[TASK INSTRUCTIONS] Copy everything in the data below exactly except the pictures.

[Rows from a dataset]
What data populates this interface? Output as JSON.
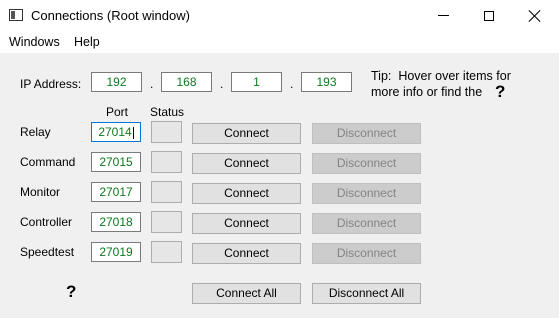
{
  "window": {
    "title": "Connections (Root window)"
  },
  "menu": {
    "windows": "Windows",
    "help": "Help"
  },
  "ip": {
    "label": "IP Address:",
    "octets": [
      "192",
      "168",
      "1",
      "193"
    ],
    "separator": "."
  },
  "tip": {
    "prefix": "Tip:",
    "line1": "Hover over items for",
    "line2": "more info or find the",
    "help_icon": "question-mark"
  },
  "columns": {
    "port": "Port",
    "status": "Status"
  },
  "rows": [
    {
      "name": "Relay",
      "port": "27014",
      "connect": "Connect",
      "disconnect": "Disconnect"
    },
    {
      "name": "Command",
      "port": "27015",
      "connect": "Connect",
      "disconnect": "Disconnect"
    },
    {
      "name": "Monitor",
      "port": "27017",
      "connect": "Connect",
      "disconnect": "Disconnect"
    },
    {
      "name": "Controller",
      "port": "27018",
      "connect": "Connect",
      "disconnect": "Disconnect"
    },
    {
      "name": "Speedtest",
      "port": "27019",
      "connect": "Connect",
      "disconnect": "Disconnect"
    }
  ],
  "footer": {
    "connect_all": "Connect All",
    "disconnect_all": "Disconnect All",
    "help_icon": "question-mark"
  },
  "colors": {
    "field_text": "#0a7a1c",
    "disabled_button": "#cccccc"
  }
}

[FINISHED ANSWER]
What data populates this interface? Output as JSON.
{
  "window": {
    "title": "Connections (Root window)"
  },
  "menu": {
    "windows": "Windows",
    "help": "Help"
  },
  "ip": {
    "label": "IP Address:",
    "octets": [
      "192",
      "168",
      "1",
      "193"
    ],
    "separator": "."
  },
  "tip": {
    "prefix": "Tip:",
    "line1": "Hover over items for",
    "line2": "more info or find the",
    "help_icon": "question-mark"
  },
  "columns": {
    "port": "Port",
    "status": "Status"
  },
  "rows": [
    {
      "name": "Relay",
      "port": "27014",
      "connect": "Connect",
      "disconnect": "Disconnect"
    },
    {
      "name": "Command",
      "port": "27015",
      "connect": "Connect",
      "disconnect": "Disconnect"
    },
    {
      "name": "Monitor",
      "port": "27017",
      "connect": "Connect",
      "disconnect": "Disconnect"
    },
    {
      "name": "Controller",
      "port": "27018",
      "connect": "Connect",
      "disconnect": "Disconnect"
    },
    {
      "name": "Speedtest",
      "port": "27019",
      "connect": "Connect",
      "disconnect": "Disconnect"
    }
  ],
  "footer": {
    "connect_all": "Connect All",
    "disconnect_all": "Disconnect All",
    "help_icon": "question-mark"
  },
  "colors": {
    "field_text": "#0a7a1c",
    "disabled_button": "#cccccc"
  }
}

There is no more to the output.